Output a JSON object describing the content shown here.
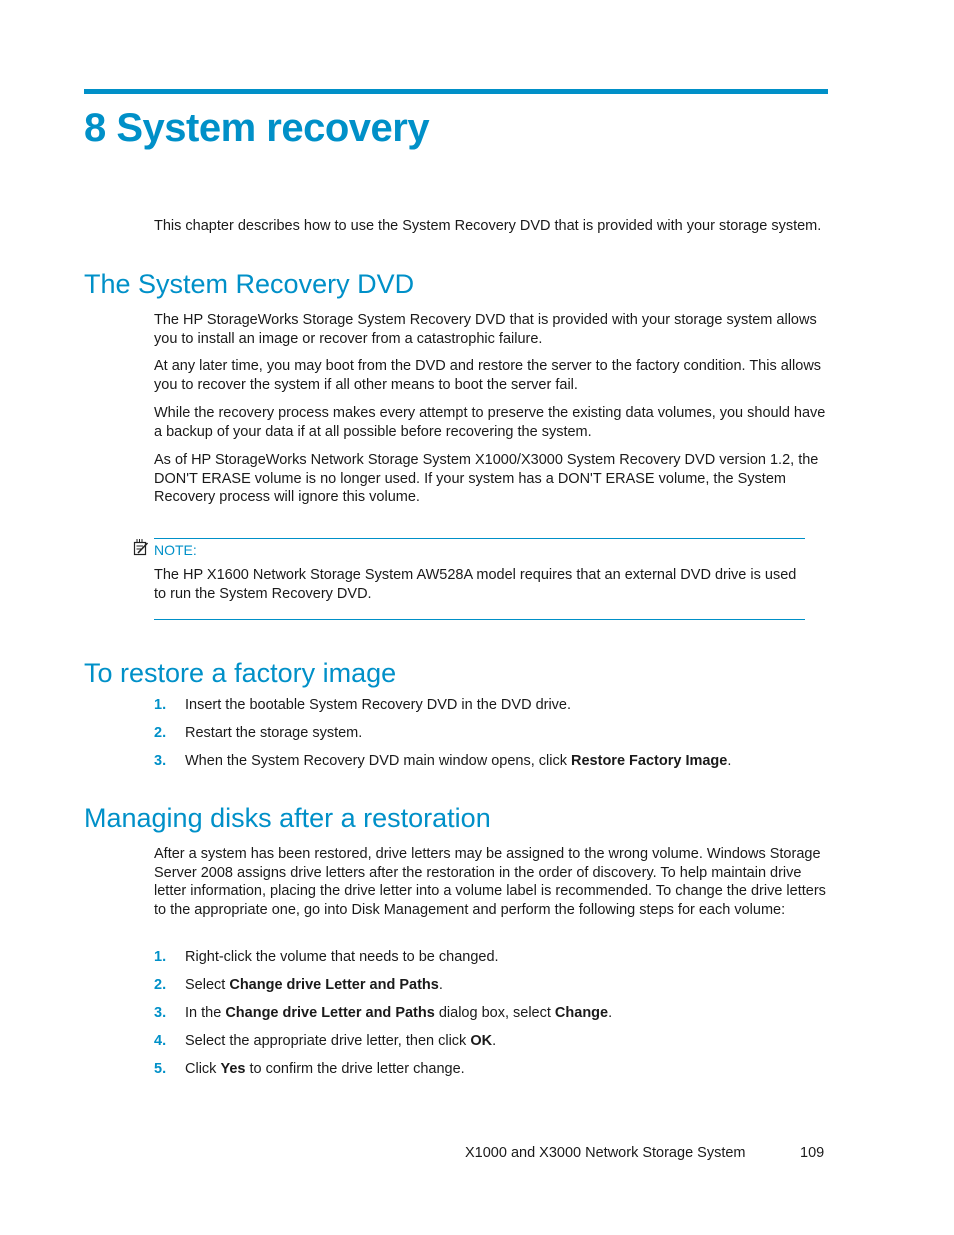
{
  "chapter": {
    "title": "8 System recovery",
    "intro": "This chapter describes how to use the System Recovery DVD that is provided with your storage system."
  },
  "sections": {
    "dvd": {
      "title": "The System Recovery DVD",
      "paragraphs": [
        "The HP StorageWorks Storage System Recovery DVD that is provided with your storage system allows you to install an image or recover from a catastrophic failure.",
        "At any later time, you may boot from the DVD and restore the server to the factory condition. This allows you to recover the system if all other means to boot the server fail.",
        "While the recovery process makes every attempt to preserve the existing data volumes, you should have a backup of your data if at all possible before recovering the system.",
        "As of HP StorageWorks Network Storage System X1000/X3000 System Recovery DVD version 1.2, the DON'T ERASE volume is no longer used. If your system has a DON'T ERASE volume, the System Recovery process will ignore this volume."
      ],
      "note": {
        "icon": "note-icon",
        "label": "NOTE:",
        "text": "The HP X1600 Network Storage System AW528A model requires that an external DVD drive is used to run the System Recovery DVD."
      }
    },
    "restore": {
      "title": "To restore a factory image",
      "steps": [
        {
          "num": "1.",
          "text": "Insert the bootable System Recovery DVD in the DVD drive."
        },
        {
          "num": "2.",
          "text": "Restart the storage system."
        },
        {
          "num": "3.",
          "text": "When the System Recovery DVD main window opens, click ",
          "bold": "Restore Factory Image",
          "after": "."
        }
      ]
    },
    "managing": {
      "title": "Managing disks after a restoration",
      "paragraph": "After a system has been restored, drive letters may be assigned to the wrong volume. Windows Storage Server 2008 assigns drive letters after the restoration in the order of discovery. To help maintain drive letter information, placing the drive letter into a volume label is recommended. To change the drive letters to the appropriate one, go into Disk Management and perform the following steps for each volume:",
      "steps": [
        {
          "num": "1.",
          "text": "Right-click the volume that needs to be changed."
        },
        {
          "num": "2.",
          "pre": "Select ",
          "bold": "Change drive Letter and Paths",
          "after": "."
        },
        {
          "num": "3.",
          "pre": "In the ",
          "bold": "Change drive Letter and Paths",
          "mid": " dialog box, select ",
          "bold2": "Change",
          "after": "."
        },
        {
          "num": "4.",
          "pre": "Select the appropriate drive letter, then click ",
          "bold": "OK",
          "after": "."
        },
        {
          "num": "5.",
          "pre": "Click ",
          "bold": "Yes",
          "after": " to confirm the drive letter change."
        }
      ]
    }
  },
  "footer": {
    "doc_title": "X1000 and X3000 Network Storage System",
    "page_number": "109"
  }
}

--

> Exercise brief
Could you repeat all of the material exactly? Pictures should not be copied.

> Full solution
Output a JSON object describing the content shown here.
{
  "chapter": {
    "title": "8 System recovery",
    "intro": "This chapter describes how to use the System Recovery DVD that is provided with your storage system."
  },
  "sections": {
    "dvd": {
      "title": "The System Recovery DVD",
      "paragraphs": [
        "The HP StorageWorks Storage System Recovery DVD that is provided with your storage system allows you to install an image or recover from a catastrophic failure.",
        "At any later time, you may boot from the DVD and restore the server to the factory condition. This allows you to recover the system if all other means to boot the server fail.",
        "While the recovery process makes every attempt to preserve the existing data volumes, you should have a backup of your data if at all possible before recovering the system.",
        "As of HP StorageWorks Network Storage System X1000/X3000 System Recovery DVD version 1.2, the DON'T ERASE volume is no longer used. If your system has a DON'T ERASE volume, the System Recovery process will ignore this volume."
      ],
      "note": {
        "icon": "note-icon",
        "label": "NOTE:",
        "text": "The HP X1600 Network Storage System AW528A model requires that an external DVD drive is used to run the System Recovery DVD."
      }
    },
    "restore": {
      "title": "To restore a factory image",
      "steps": [
        {
          "num": "1.",
          "text": "Insert the bootable System Recovery DVD in the DVD drive."
        },
        {
          "num": "2.",
          "text": "Restart the storage system."
        },
        {
          "num": "3.",
          "text": "When the System Recovery DVD main window opens, click ",
          "bold": "Restore Factory Image",
          "after": "."
        }
      ]
    },
    "managing": {
      "title": "Managing disks after a restoration",
      "paragraph": "After a system has been restored, drive letters may be assigned to the wrong volume. Windows Storage Server 2008 assigns drive letters after the restoration in the order of discovery. To help maintain drive letter information, placing the drive letter into a volume label is recommended. To change the drive letters to the appropriate one, go into Disk Management and perform the following steps for each volume:",
      "steps": [
        {
          "num": "1.",
          "text": "Right-click the volume that needs to be changed."
        },
        {
          "num": "2.",
          "pre": "Select ",
          "bold": "Change drive Letter and Paths",
          "after": "."
        },
        {
          "num": "3.",
          "pre": "In the ",
          "bold": "Change drive Letter and Paths",
          "mid": " dialog box, select ",
          "bold2": "Change",
          "after": "."
        },
        {
          "num": "4.",
          "pre": "Select the appropriate drive letter, then click ",
          "bold": "OK",
          "after": "."
        },
        {
          "num": "5.",
          "pre": "Click ",
          "bold": "Yes",
          "after": " to confirm the drive letter change."
        }
      ]
    }
  },
  "footer": {
    "doc_title": "X1000 and X3000 Network Storage System",
    "page_number": "109"
  }
}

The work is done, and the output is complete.